— Start Listing —

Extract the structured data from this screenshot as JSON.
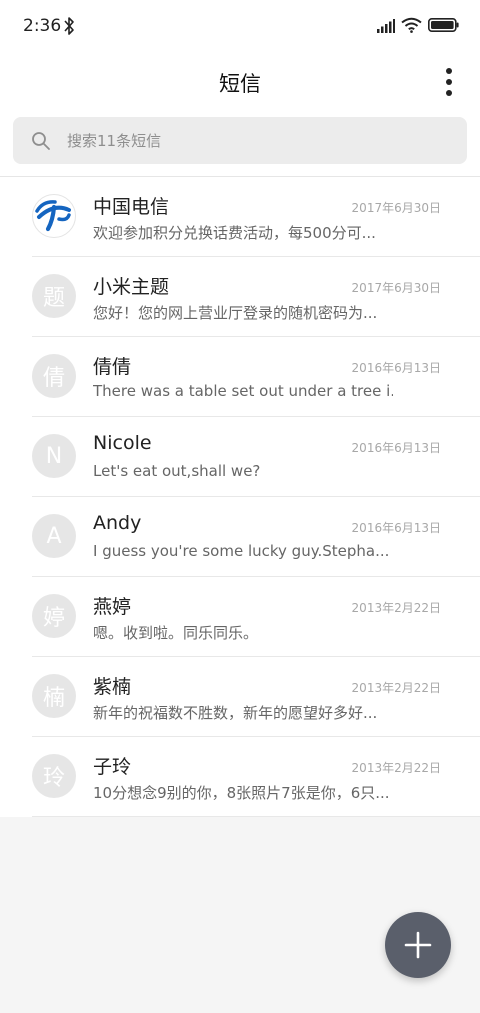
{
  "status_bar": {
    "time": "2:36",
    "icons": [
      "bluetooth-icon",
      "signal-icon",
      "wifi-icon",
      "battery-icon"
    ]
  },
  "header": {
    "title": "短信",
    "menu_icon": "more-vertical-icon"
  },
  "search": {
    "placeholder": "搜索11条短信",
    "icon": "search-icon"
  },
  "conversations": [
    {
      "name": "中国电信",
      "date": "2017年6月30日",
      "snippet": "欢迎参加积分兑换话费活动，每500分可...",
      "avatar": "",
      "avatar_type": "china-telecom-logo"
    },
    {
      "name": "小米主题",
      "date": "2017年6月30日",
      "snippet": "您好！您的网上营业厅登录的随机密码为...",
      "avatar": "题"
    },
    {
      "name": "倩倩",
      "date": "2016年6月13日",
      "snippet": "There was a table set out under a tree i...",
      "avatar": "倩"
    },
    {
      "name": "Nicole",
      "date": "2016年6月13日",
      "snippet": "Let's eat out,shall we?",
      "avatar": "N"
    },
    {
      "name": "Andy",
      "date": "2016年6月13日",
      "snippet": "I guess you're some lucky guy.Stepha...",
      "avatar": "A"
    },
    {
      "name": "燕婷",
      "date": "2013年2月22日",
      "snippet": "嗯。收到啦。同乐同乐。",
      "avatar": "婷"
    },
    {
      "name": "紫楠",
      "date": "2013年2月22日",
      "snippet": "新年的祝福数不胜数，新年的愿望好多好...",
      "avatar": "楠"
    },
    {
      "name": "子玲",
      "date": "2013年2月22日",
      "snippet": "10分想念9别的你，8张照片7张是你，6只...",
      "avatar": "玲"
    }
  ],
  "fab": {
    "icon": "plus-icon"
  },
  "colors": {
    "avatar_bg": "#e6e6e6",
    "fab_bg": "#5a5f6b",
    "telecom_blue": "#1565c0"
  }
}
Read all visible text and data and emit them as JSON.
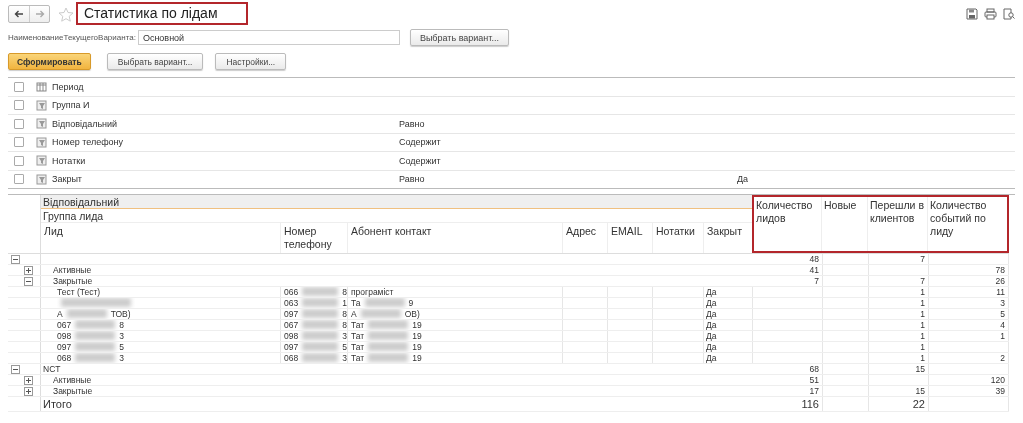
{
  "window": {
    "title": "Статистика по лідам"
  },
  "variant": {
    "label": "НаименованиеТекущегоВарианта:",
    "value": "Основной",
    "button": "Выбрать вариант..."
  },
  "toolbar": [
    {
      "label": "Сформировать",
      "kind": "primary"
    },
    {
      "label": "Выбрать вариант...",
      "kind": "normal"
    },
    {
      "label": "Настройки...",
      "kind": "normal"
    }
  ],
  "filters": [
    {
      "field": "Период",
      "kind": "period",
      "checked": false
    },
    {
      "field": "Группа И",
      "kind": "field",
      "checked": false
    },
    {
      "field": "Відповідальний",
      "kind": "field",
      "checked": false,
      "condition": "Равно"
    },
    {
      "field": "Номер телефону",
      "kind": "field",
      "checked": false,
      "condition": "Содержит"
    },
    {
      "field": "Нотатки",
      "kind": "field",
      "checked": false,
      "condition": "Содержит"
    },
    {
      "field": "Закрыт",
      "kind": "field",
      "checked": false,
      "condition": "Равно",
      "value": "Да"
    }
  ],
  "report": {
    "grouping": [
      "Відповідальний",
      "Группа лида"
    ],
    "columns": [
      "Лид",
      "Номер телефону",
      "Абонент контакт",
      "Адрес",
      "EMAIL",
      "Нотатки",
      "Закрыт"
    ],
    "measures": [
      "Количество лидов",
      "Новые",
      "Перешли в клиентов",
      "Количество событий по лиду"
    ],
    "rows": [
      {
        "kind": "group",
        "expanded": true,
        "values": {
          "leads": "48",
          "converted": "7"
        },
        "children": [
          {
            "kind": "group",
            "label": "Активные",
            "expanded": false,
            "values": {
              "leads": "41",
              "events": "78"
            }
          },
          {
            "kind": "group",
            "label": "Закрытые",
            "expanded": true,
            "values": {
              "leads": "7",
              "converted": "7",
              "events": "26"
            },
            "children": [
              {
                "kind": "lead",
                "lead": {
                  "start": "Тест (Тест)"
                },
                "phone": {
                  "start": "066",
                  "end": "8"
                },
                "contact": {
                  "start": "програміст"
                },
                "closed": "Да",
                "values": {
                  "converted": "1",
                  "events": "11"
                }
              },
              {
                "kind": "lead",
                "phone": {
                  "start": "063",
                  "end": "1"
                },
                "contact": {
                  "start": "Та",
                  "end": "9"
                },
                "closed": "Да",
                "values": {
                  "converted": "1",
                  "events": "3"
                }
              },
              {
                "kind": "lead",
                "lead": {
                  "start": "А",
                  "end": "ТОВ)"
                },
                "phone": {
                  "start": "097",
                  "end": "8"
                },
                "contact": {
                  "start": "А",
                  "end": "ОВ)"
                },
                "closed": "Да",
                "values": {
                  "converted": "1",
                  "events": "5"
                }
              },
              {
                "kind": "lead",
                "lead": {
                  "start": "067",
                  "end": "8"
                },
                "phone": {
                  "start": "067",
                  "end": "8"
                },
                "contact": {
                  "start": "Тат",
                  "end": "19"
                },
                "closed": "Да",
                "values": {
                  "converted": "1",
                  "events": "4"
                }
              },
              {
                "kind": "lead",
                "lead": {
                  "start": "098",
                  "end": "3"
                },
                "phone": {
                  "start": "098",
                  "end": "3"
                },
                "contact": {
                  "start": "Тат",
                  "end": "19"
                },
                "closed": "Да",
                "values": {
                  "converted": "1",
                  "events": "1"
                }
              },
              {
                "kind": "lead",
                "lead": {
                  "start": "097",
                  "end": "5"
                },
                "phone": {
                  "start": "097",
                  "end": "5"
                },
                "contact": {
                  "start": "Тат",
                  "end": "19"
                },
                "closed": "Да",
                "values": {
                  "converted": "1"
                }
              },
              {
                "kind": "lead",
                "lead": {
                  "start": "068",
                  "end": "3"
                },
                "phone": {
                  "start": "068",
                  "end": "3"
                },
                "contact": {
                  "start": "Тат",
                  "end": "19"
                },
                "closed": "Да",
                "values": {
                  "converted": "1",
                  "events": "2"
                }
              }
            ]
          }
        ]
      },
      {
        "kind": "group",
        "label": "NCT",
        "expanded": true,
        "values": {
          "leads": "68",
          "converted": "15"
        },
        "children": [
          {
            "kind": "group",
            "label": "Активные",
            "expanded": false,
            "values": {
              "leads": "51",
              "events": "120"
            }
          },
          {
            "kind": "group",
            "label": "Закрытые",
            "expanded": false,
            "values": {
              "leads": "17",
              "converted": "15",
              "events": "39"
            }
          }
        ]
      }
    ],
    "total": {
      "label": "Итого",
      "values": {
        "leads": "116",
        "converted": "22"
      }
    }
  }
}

— End Listing —
— Start Listing —

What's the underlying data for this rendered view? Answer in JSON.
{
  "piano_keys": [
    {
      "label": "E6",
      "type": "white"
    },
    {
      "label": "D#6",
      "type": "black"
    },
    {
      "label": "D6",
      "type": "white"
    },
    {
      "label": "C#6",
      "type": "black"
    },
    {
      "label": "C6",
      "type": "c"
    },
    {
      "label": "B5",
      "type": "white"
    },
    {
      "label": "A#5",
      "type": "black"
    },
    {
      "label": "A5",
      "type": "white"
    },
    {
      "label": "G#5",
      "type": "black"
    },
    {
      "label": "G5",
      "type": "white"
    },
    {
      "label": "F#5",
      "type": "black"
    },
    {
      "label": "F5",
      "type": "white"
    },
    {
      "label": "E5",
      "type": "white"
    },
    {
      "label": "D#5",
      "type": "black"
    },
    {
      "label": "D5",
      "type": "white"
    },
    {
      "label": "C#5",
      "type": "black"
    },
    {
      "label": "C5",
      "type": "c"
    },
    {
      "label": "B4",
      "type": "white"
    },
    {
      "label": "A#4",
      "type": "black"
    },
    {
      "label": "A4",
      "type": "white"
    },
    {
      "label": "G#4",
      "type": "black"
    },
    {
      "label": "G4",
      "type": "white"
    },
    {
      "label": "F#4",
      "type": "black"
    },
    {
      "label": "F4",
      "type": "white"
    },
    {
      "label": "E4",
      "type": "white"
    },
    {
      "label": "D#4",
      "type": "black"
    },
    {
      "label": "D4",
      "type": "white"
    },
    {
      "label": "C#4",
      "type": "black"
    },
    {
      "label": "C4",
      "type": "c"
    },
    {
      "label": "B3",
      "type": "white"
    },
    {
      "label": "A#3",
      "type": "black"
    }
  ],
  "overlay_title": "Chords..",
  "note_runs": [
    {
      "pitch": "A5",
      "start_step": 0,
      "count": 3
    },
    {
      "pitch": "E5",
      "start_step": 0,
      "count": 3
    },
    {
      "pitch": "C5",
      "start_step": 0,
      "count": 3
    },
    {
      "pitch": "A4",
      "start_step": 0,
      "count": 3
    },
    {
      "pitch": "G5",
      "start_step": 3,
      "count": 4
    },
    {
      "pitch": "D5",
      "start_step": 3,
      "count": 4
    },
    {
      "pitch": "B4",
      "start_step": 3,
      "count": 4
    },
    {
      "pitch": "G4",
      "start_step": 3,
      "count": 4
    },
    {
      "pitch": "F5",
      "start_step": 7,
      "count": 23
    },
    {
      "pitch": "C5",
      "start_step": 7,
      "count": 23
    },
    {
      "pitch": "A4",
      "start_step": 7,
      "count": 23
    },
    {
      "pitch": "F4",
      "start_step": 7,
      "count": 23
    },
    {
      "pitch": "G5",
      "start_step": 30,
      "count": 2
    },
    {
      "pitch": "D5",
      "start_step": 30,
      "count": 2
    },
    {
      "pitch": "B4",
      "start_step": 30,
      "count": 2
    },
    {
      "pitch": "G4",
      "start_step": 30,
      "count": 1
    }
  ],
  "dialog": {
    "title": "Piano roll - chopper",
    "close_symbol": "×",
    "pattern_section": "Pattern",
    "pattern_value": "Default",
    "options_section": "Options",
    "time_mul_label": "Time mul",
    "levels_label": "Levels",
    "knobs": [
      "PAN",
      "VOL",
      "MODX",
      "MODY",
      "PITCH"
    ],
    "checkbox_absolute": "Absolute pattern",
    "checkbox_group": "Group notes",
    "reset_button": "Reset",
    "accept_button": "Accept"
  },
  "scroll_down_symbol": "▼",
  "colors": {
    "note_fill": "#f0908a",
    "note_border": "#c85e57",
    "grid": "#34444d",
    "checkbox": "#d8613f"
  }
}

— End Listing —

_Written instruction_. Pick out the lines containing the word "this" and show them.

_Exercise response_.
Extract the structured data from this screenshot as JSON.
What's the underlying data for this rendered view? Answer in JSON.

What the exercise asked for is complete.